## ACTIONS TO TAKE
A – In the Asterisk patch thread, what did callguy find had actually caused the crash first reported?
B – List the options in the Asterisk patch thread that Ivan asks whether callguy set in menuselect for the build.
C – Carry on the Asterisk patch thread from its final post.

## SELECTION
———
By: callguy (callguy) 2007-10-05 23:21:45

ivan - just tried testing your patch, asterisk crashes on any attempt to make a call with memory corruption. If you need bt's please let me know and I'll provide them - but I suspect there's something obvious going on.

By: Volnikov Ivan (ivan) 2007-10-08 01:47:58

putnopvut -
I think, that it is not necessary to do while any patch. It is not a patch. It is check trying for hypothesis only.
Callguy speaks, that it has a crash at a call. I think, that we shall personally understand. I try myself at 1.4.11 - was OK. It is necessary to try in 1.4.12.
callguy -
Sorry for bad attempt. I shell try in my system on 1.4.12.



By: Volnikov Ivan (ivan) 2007-10-08 01:52:44

callguy -
Is you setup option
DEBUG_THREADS
DON'N_OPTIMIZE
MALLOC_DEBUG
LOADABLE_MODULES
in menuselect while build?
Please do not set DETECT_DEADLOCKS.
I have tested this <lock.h> on my system.
Any crash has not occured.
Can you show me back trace?
Do you have IRC or ICQ connection?



By: Volnikov Ivan (ivan) 2007-10-08 02:42:44

Though for me in all poses works :(
callguy -
 I need back trace...
 Is there crash happends any time on call or after some successfull calls?



By: callguy (callguy) 2007-10-08 05:33:08

Ivan - I realized the issue was actually a different patch that I was testing at the same time. I'm retesting yours now and will let you know the results. My apologies for the trouble.

By: callguy (callguy) 2007-10-08 05:42:35

Ivan - I've confirmed that it is working with the file you                               provided. I will run it this way for the day and let you know if we experience any crashes.

By: Volnikov Ivan (ivan) 2007-10-08 06:31:39

callguy - OK. I'll be waiting for results.

By: callguy (callguy) 2007-10-08 16:46:21

Ivan - so far so good. We made it a full day without a crash, which we haven't done before on 1.4.12. That said - it was a bit of a quiet day today due to the holiday here, so I'll run this through tomorrow and let you know the results.

By: Volnikov Ivan (ivan) 2007-10-09 01:25:13

To be shown vulnerability began similar more often in 1.4.12 that guys from Digitum have made many changes, concerning detours of deadlocks.
If my assumption is true, will have to alter this module (<lock.h>).
I had to disconnect there the doubtful debugging code supervising entring in critical sections, together with one watchdog.
callguy -
I wait for results. If I have appeared the rights - I shall correct.
———
## DATASET EXCERPT

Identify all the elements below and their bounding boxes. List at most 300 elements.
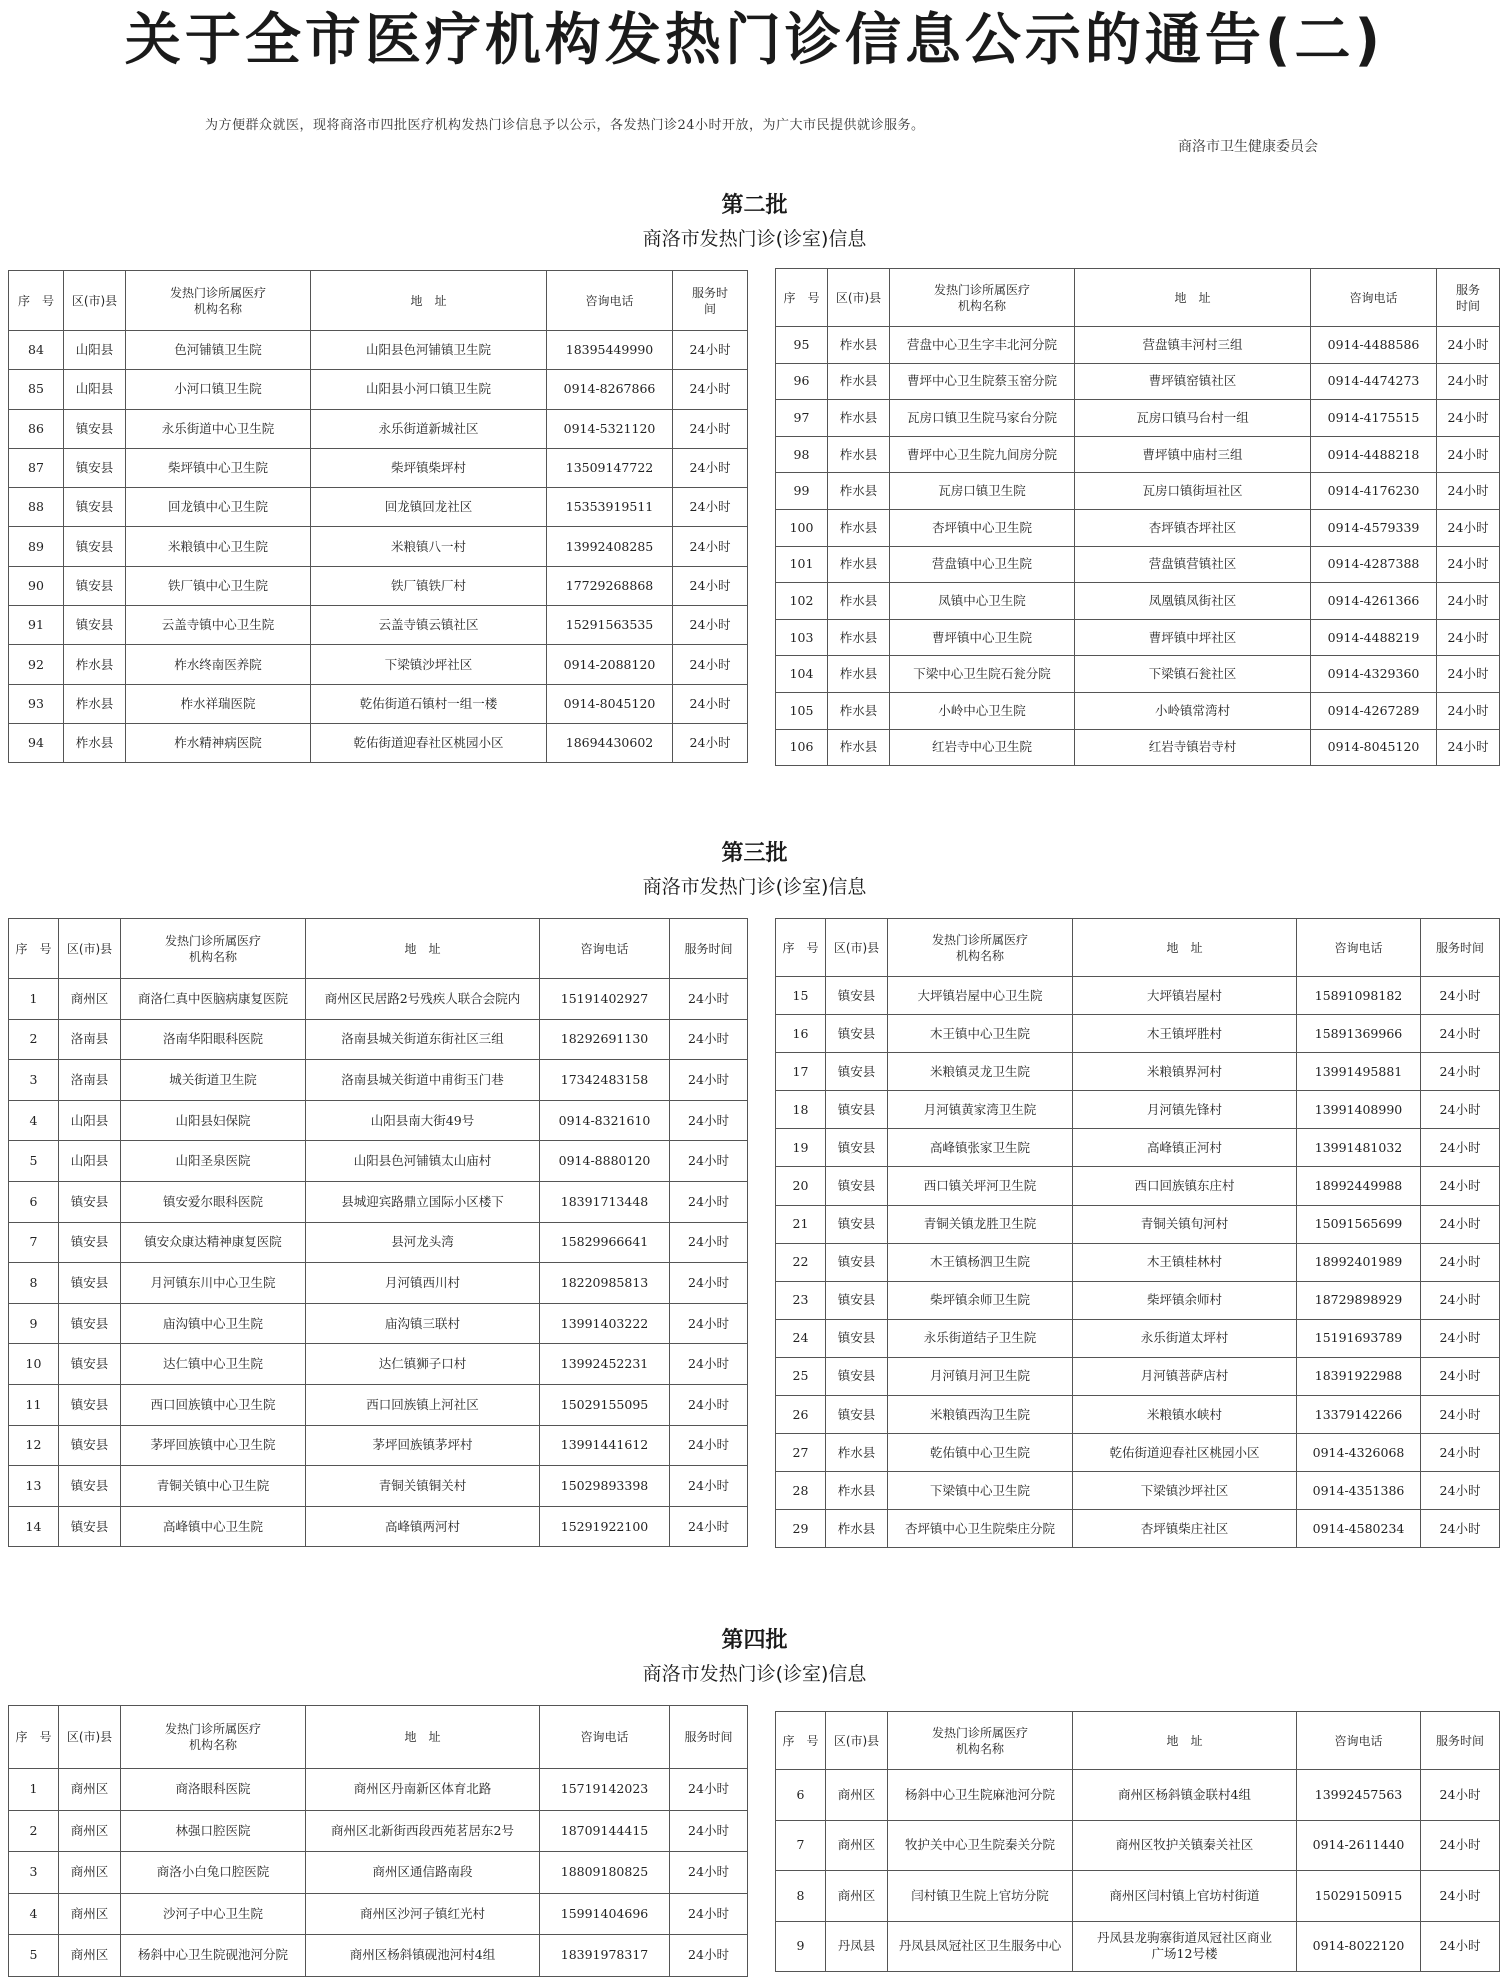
———
## EXPECTED OUTPUTS
A – A different patch that callguy was testing at the same time.

B – DEBUG_THREADS, DON'N_OPTIMIZE, MALLOC_DEBUG, LOADABLE_MODULES

C –
By: Dmitry Andrianov (dimas) 2007-10-09 01:49:50

Ivan, maybe he just can not uderstand what you are trying to say :)
Belive me, it is difficult even for me, the guy who speaks the same language as you.

By: Volnikov Ivan (ivan) 2007-10-09 02:26:21

dimas -
For such cases always there is a phrase: "I do not understand". I with ease shall paraphrase. You are possible are right. But let's discuss technical questions better. Multithreading also there is one of the most complex themes in coding. But developers each other should understand from a half-word. I realy sorry that I have afforded the previous statement. I now shall clean it.

By: callguy (callguy) 2007-10-09 15:22:42

Ivan - it looks like you are on the right track here. We were seeing crashes every 2-3 hours consistently w/1.4.12. With your patch we haven't had a single crash in two days. We actually added extra load to this server for testing today and haven't had any issues. Is there anything we can do to make this into a formal patch since it appears your theory was correct?

By: Tilghman Lesher (tilghman) 2007-10-09 15:41:05

This would appear to be the essence of Ivan's changes, correct?  All of the other changes are simply commenting debugging output.

By: callguy (callguy) 2007-10-09 15:44:14

Corydon76: These were Ivan's changes, I just reformatted them into a diff for easier viewing.

By: Digium Subversion (svnbot) 2007-10-09 16:34:35

Repository: asterisk
Revision: 85158

U   branches/1.4/include/asterisk/lock.h
U   branches/1.4/main/channel.c
U   branches/1.4/main/utils.c

------------------------------------------------------------------------
r85158 | tilghman | 2007-10-09 16:34:34 -0500 (Tue, 09 Oct 2007) | 5 lines

This commit fixes the following issues:
- Deadlock in ast_write (issue ASTERISK-10043)
- Deadlock in ast_read (issue ASTERISK-10043)
- Possible mutex initialization error in lock.h (issue ASTERISK-10177)

------------------------------------------------------------------------

By: Digium Subversion (svnbot) 2007-10-09 17:02:01

Repository: asterisk
Revision: 85176

_U  trunk/
U   trunk/include/asterisk/lock.h
U   trunk/main/channel.c
U   trunk/main/utils.c

------------------------------------------------------------------------
r85176 | tilghman | 2007-10-09 17:02:00 -0500 (Tue, 09 Oct 2007) | 13 lines

Merged revisions 85158 via svnmerge from
https://origsvn.digium.com/svn/asterisk/branches/1.4

........
r85158 | tilghman | 2007-10-09 16:55:06 -0500 (Tue, 09 Oct 2007) | 5 lines

This commit fixes the following issues:
- Deadlock in ast_write (issue ASTERISK-10043)
- Deadlock in ast_read (issue ASTERISK-10043)
- Possible mutex initialization error in lock.h (issue ASTERISK-10177)

........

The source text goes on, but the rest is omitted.